• FRAGMENTO DEL DOCUMENTO:
———
Por poner en contexto, si cuando tienes 11 años te vas al seminario y vuelves a casa dos días por navidad durante 6 años, es posible que pierdas cierto «apego» a la familia. Si al cambiar la dirección prevista y volver a tu pueblo las opciones son azadón/sacho o maleta para Alemania, a elegir libremente, pero tú creas una tercera vía para terminar siendo inspector de policía, la determinación se te puede suponer.

Si antes de los 30 años familiarmente te has llevado los palos más duros que puede alguien recibir (y alguno más que vendría), hay muchas opciones de asumirlo y todas muy respetables. Pero pocas personas deciden que su vida se dirija a mejorar la vida de los demás. Eso, es interés general.

Los ejemplos son muchos pero se resumen en dos palabras: diez años. Cuando me preguntan cuánto tiempo estuvo mi padre en el club de fútbol, en el Tecor societario (antes coto de caza), en la Comunidad de Montes, en «la política»,… siempre respondo 10 años. Simplemente porque no soy capaz de recordarlo exactamente, porque sólo durmiendo 4 horas al día o menos se pueden hacer tantas cosas durante tanto tiempo.
———
• TAREAS POR REALIZAR:
a) Copia el fragmento desde las palabras «Por poner en» hasta «es interés general.», inclusive, y sustituye «seminario» por «internado».
b) Según el fragmento, ¿qué responde siempre quien escribe cuando le preguntan cuánto tiempo estuvo su padre en el club de fútbol o en la Comunidad de Montes?

• DATOS PROPORCIONADOS:
———
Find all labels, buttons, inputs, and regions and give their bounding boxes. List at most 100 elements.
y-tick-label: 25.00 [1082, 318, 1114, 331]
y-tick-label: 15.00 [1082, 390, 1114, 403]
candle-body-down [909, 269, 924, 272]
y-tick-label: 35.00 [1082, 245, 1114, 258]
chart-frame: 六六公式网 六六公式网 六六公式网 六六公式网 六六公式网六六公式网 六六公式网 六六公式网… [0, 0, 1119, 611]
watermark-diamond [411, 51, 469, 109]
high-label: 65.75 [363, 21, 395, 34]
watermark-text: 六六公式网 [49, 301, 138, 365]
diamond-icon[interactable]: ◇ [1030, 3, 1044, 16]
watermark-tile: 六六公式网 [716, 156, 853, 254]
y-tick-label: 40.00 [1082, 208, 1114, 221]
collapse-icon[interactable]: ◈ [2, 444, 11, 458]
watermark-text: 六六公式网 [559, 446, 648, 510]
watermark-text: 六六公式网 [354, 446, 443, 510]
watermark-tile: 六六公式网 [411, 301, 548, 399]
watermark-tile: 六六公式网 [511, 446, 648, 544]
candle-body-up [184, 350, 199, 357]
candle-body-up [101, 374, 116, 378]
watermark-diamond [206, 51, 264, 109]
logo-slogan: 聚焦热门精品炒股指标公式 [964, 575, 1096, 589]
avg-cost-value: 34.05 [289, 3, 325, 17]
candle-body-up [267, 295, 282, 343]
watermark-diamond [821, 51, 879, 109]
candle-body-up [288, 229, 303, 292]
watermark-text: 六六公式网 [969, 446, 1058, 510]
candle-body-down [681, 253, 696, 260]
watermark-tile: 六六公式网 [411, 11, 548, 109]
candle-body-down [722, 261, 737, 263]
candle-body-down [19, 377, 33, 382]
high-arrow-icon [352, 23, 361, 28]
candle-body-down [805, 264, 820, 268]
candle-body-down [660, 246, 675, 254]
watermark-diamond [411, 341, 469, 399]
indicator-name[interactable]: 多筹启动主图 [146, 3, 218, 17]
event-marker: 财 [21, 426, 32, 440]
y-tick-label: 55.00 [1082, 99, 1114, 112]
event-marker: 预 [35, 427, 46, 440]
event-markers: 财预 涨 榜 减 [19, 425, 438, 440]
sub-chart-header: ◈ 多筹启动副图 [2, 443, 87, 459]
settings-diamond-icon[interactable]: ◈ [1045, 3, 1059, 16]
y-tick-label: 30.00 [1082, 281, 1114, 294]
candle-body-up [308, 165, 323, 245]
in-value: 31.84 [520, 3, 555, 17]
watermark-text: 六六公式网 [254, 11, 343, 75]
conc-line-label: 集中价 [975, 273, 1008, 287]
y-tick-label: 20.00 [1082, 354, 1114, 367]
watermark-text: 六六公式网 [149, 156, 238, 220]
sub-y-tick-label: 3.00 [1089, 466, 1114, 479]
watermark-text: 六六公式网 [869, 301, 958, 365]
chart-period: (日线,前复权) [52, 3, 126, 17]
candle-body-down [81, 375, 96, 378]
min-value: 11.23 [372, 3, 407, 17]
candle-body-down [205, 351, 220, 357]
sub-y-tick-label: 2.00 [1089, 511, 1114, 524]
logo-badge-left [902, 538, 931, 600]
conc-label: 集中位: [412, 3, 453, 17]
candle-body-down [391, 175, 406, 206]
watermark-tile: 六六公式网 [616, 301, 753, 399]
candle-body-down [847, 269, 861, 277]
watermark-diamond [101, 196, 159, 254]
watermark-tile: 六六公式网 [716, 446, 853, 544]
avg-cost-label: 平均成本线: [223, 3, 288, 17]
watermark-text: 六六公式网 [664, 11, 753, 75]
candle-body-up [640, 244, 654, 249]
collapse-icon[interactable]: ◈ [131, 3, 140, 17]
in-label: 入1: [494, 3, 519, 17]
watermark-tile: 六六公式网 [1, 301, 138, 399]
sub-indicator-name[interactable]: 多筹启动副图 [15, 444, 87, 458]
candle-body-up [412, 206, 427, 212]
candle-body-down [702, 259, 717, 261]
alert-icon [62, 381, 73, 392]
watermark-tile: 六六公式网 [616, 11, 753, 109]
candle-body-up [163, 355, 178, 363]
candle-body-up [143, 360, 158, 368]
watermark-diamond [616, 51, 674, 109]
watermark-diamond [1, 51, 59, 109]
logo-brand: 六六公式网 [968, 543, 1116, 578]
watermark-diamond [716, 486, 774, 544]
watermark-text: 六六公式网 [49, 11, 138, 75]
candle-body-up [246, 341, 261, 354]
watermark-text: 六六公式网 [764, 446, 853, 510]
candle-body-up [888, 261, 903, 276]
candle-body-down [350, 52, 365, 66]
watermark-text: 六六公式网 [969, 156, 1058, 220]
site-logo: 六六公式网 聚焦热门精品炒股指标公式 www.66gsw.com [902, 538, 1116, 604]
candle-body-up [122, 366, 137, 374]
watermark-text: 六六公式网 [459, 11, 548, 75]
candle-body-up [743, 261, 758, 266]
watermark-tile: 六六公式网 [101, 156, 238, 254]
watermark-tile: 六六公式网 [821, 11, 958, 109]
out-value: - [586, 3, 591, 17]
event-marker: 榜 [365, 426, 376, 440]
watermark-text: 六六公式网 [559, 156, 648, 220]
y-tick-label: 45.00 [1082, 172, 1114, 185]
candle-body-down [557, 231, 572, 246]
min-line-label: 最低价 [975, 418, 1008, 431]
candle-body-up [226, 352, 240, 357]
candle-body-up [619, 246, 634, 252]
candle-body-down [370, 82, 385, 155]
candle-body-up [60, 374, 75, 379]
———
• RELACIÓN DE SOLUCIONES:
a)
Por poner en contexto, si cuando tienes 11 años te vas al internado y vuelves a casa dos días por navidad durante 6 años, es posible que pierdas cierto «apego» a la familia. Si al cambiar la dirección prevista y volver a tu pueblo las opciones son azadón/sacho o maleta para Alemania, a elegir libremente, pero tú creas una tercera vía para terminar siendo inspector de policía, la determinación se te puede suponer.

Si antes de los 30 años familiarmente te has llevado los palos más duros que puede alguien recibir (y alguno más que vendría), hay muchas opciones de asumirlo y todas muy respetables. Pero pocas personas deciden que su vida se dirija a mejorar la vida de los demás. Eso, es interés general.

b) Diez años.